**EXERCISE DETAILS**
Copy each line below that contains "Κάτοχος".

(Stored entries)

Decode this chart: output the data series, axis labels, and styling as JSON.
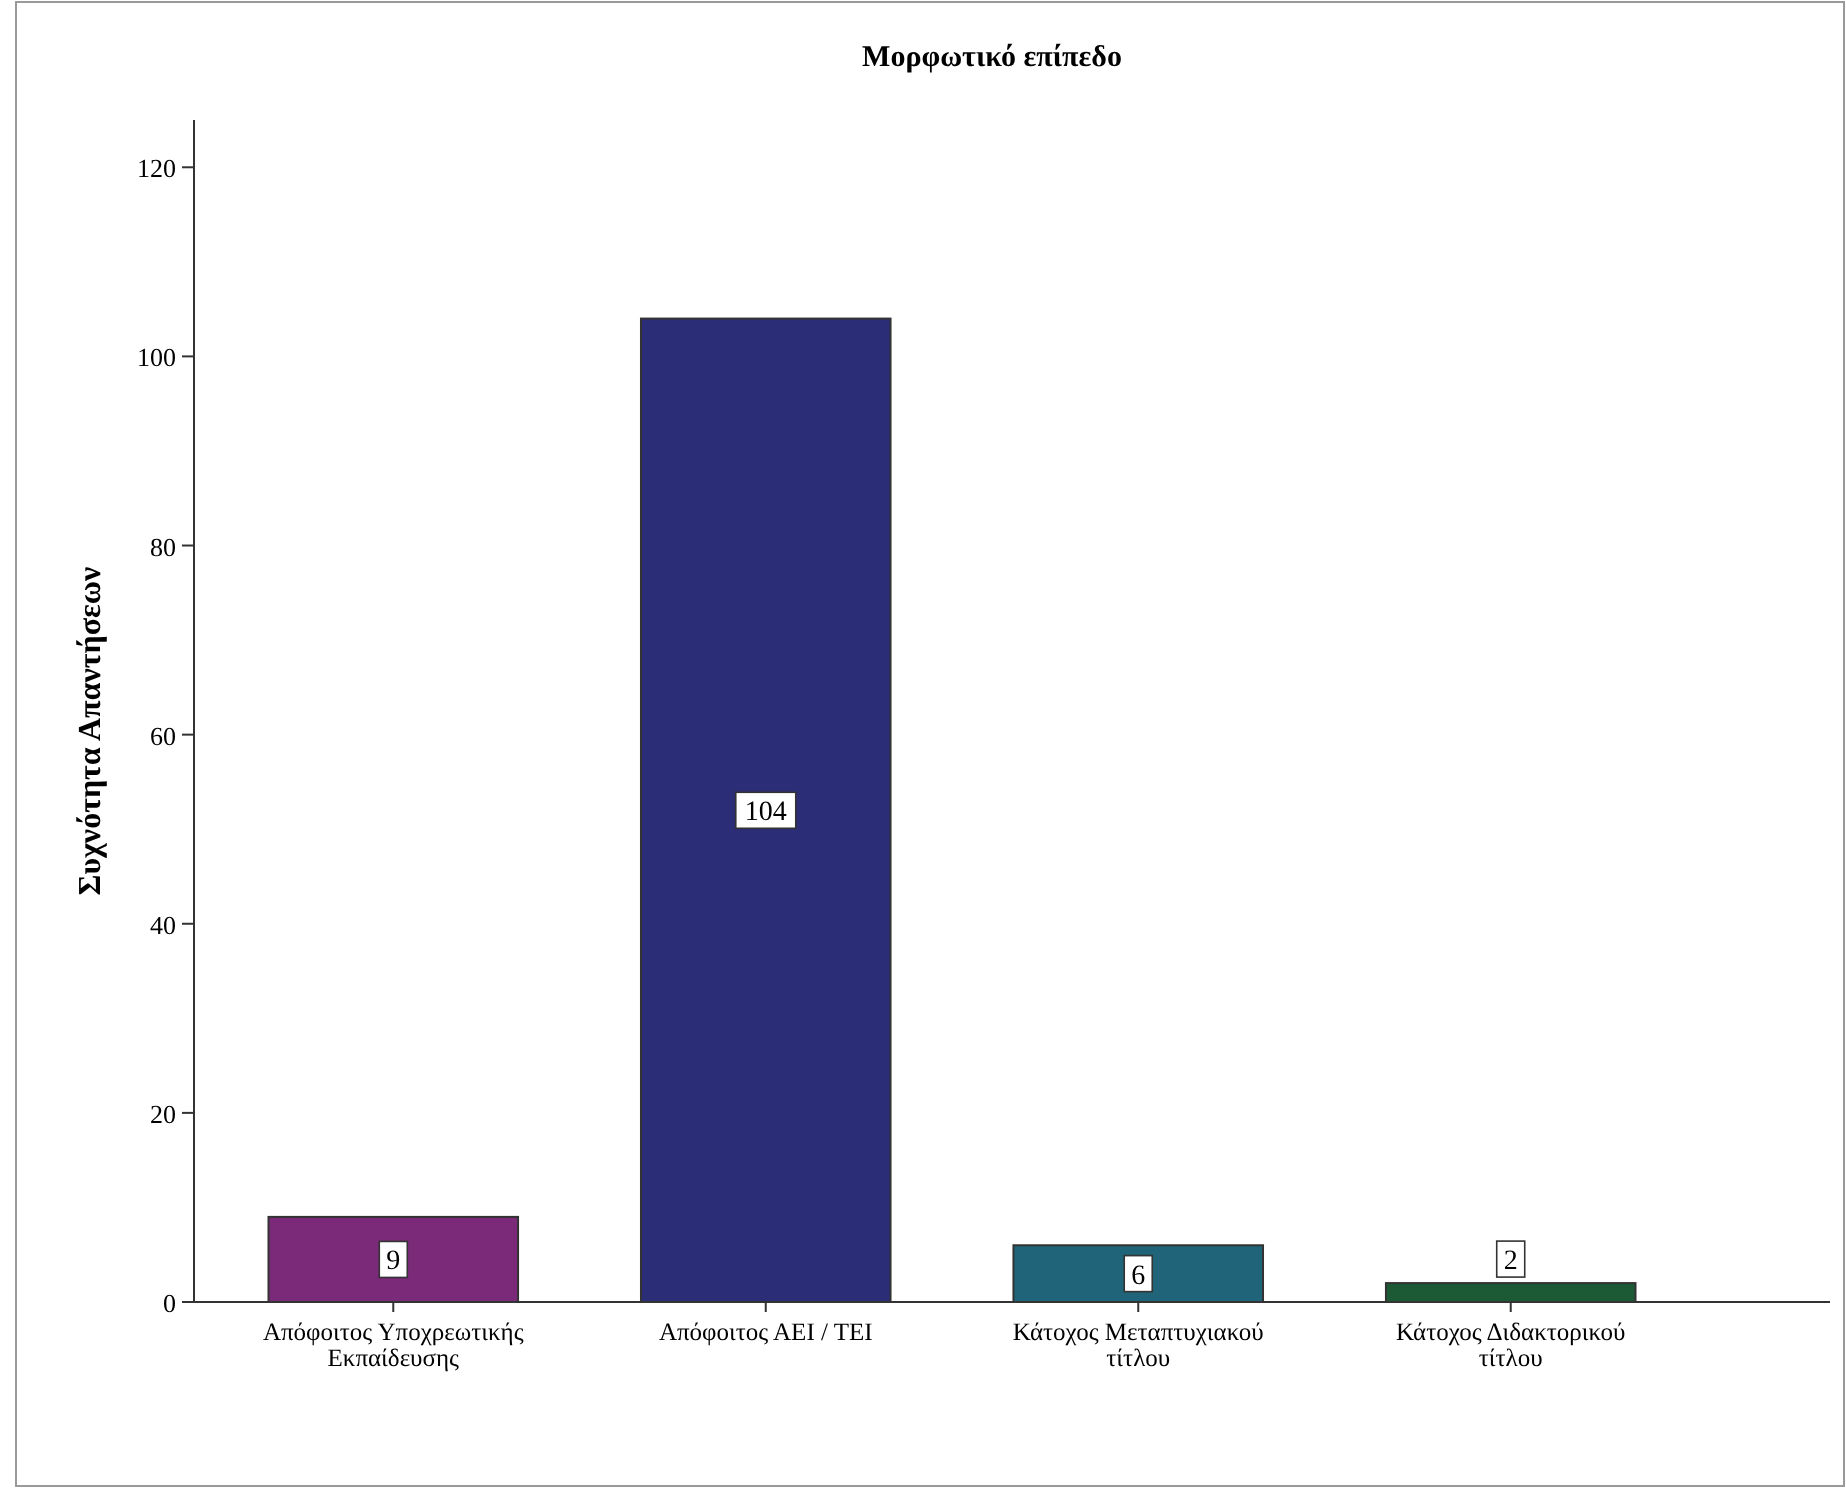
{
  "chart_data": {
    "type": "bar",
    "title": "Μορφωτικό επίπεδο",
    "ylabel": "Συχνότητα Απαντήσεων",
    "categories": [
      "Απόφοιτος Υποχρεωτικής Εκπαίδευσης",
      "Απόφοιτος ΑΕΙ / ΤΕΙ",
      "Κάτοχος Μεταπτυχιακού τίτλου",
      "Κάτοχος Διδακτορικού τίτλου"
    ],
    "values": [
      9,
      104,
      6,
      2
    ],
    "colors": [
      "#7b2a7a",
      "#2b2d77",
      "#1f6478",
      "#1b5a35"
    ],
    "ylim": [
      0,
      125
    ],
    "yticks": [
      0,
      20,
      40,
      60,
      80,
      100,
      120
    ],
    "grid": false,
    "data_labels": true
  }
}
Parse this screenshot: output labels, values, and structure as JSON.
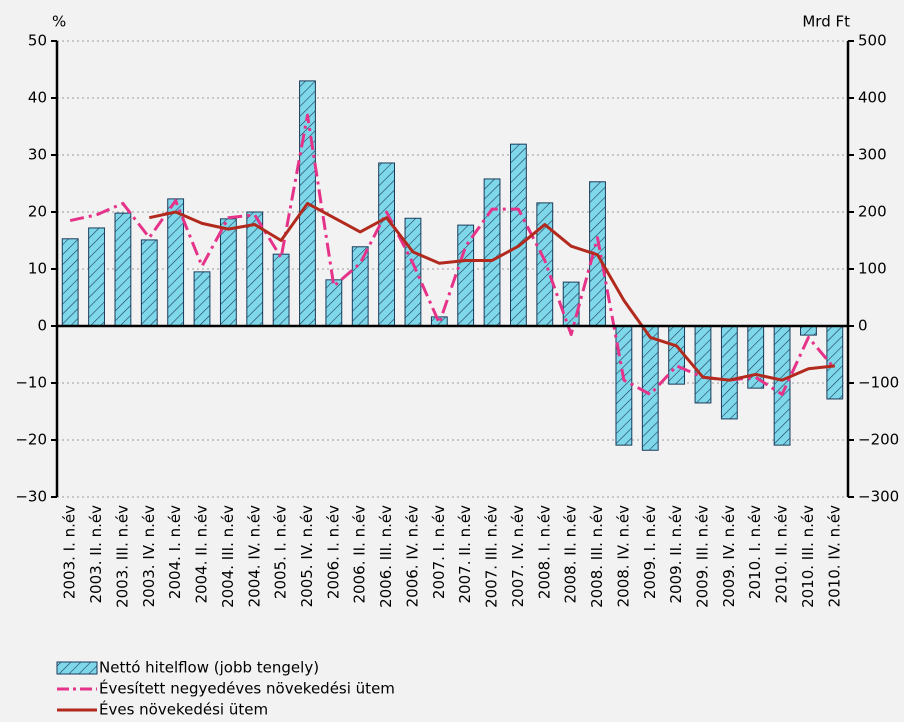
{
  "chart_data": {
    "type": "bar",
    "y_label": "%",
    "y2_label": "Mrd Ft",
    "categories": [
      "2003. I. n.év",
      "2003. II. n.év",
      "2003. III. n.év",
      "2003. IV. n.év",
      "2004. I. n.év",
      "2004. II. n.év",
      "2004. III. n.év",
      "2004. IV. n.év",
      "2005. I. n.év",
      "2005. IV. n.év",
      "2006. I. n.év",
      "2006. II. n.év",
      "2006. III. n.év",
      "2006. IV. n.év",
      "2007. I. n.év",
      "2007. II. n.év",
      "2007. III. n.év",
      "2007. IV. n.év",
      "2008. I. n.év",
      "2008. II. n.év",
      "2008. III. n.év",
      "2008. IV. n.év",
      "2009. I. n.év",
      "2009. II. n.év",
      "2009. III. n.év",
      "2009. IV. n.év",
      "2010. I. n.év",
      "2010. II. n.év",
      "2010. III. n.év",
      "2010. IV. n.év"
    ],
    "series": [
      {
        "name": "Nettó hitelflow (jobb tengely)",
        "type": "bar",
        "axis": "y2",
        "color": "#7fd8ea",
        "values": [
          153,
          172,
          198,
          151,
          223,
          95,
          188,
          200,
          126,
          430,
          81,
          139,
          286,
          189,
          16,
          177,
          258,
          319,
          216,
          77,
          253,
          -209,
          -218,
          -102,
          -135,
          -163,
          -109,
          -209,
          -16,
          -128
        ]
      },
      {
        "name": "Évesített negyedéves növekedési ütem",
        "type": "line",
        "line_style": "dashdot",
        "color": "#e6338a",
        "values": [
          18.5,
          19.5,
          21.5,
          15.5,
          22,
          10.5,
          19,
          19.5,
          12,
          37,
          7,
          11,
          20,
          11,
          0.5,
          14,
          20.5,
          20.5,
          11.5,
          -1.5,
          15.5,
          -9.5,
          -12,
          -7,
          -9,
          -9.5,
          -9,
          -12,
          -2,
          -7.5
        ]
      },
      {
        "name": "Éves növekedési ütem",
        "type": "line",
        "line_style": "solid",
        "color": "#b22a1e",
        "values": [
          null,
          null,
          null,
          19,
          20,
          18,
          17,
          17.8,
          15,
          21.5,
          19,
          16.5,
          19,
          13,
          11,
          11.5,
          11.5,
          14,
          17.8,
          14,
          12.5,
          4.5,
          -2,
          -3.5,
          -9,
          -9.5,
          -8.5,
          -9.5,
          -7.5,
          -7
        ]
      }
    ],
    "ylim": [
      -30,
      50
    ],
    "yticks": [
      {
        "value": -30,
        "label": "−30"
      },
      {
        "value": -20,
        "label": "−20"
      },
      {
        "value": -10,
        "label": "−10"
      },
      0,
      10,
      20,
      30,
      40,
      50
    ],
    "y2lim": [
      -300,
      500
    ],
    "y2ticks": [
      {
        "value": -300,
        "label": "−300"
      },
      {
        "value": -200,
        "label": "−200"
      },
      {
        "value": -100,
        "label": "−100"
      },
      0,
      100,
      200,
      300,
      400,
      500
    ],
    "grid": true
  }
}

**WRITTEN REPLY**
      "Κάτοχος Μεταπτυχιακού τίτλου",
      "Κάτοχος Διδακτορικού τίτλου"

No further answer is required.